* YOUR INSTRUCTIONS: Take every line where the string "modified" appears and copy it.

* WORKING DATA:
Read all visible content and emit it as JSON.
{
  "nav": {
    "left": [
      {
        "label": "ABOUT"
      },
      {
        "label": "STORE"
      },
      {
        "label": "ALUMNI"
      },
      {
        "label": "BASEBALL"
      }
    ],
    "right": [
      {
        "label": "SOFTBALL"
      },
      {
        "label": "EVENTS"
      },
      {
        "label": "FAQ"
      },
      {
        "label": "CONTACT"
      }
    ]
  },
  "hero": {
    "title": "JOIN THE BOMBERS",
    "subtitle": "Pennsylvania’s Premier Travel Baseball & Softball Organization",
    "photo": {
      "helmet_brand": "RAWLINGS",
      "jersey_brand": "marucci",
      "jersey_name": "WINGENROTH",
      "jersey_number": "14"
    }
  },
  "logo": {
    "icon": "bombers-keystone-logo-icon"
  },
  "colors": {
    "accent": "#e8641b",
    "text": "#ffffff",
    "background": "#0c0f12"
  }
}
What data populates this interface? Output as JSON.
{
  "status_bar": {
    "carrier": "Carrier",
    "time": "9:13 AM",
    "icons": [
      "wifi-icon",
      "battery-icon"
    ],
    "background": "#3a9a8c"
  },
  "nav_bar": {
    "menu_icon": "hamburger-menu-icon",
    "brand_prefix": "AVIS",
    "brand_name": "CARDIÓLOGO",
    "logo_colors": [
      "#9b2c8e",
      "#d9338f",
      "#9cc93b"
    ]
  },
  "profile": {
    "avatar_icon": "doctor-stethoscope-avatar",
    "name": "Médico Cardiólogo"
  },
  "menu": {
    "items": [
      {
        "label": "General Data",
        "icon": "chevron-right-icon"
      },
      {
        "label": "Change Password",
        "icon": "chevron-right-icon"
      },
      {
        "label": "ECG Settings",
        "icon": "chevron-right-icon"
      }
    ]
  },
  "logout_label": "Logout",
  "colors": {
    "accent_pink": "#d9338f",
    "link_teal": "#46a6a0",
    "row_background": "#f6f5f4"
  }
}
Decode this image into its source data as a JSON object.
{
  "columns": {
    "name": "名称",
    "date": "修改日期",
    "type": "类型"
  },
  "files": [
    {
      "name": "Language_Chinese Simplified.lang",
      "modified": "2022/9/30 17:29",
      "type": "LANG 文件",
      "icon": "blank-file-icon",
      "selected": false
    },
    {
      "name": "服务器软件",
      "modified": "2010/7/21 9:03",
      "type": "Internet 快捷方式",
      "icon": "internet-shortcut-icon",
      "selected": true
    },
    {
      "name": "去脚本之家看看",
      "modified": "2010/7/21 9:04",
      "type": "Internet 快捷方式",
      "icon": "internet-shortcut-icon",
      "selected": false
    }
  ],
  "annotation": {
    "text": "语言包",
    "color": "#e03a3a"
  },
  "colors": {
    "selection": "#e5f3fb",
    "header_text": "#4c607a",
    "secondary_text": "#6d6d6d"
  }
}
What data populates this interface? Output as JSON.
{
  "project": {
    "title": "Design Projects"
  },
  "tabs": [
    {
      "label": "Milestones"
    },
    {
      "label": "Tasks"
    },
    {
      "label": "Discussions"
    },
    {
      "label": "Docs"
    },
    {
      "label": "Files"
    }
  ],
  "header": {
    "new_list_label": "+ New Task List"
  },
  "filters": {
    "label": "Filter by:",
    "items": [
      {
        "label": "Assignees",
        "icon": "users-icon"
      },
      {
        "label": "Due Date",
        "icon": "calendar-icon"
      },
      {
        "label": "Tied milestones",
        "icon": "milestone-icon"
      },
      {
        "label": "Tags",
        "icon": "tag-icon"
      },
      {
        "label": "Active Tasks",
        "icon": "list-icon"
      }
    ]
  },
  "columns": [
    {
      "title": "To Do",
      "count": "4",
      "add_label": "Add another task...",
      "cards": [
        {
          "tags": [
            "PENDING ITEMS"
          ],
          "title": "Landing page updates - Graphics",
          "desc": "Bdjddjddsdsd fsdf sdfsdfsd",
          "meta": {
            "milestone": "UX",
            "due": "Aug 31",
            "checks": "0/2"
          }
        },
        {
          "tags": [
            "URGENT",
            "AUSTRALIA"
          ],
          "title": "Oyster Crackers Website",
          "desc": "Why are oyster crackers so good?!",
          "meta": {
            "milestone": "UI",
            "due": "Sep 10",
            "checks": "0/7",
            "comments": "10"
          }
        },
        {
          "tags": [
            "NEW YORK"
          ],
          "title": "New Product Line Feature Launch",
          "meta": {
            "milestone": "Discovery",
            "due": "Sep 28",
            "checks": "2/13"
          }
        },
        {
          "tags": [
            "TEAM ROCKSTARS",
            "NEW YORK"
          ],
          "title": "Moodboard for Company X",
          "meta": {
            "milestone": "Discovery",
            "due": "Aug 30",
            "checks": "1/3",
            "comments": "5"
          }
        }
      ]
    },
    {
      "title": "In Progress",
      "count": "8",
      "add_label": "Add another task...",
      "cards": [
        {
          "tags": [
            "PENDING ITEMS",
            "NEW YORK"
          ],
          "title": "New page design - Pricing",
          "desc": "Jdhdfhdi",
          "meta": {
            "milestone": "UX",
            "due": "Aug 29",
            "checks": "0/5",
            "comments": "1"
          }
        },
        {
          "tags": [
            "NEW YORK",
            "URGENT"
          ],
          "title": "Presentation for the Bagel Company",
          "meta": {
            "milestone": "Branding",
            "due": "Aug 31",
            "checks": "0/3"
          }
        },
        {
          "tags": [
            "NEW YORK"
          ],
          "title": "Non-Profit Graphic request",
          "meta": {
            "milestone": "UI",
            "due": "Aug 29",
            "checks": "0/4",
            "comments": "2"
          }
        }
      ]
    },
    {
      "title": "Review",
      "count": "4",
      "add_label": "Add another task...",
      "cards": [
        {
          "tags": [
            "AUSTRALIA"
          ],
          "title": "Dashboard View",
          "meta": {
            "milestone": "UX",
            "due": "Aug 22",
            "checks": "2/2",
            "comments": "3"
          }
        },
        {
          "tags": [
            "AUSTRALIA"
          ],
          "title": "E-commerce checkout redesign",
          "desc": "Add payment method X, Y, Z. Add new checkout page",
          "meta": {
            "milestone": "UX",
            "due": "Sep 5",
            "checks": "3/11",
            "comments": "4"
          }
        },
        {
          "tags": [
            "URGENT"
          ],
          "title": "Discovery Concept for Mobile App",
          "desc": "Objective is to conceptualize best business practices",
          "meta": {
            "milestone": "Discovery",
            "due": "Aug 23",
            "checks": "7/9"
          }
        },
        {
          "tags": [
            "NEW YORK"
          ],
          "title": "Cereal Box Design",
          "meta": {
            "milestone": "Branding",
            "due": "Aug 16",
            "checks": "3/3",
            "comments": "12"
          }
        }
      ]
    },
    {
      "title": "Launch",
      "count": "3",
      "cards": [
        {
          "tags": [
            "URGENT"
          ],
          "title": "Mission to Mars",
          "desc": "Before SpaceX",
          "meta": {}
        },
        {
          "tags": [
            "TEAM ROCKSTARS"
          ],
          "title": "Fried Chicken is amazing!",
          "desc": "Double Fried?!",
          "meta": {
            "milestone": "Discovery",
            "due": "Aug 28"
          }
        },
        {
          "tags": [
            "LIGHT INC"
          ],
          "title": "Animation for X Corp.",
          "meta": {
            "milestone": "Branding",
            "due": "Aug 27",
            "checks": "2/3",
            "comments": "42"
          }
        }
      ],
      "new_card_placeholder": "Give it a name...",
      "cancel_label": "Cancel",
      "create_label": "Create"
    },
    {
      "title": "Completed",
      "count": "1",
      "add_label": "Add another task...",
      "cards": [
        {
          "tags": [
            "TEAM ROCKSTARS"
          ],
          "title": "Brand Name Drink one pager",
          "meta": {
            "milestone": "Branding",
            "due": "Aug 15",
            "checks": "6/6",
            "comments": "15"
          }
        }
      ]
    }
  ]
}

* EXPECTED ANSWER:
      "modified": "2022/9/30 17:29",
      "modified": "2010/7/21 9:03",
      "modified": "2010/7/21 9:04",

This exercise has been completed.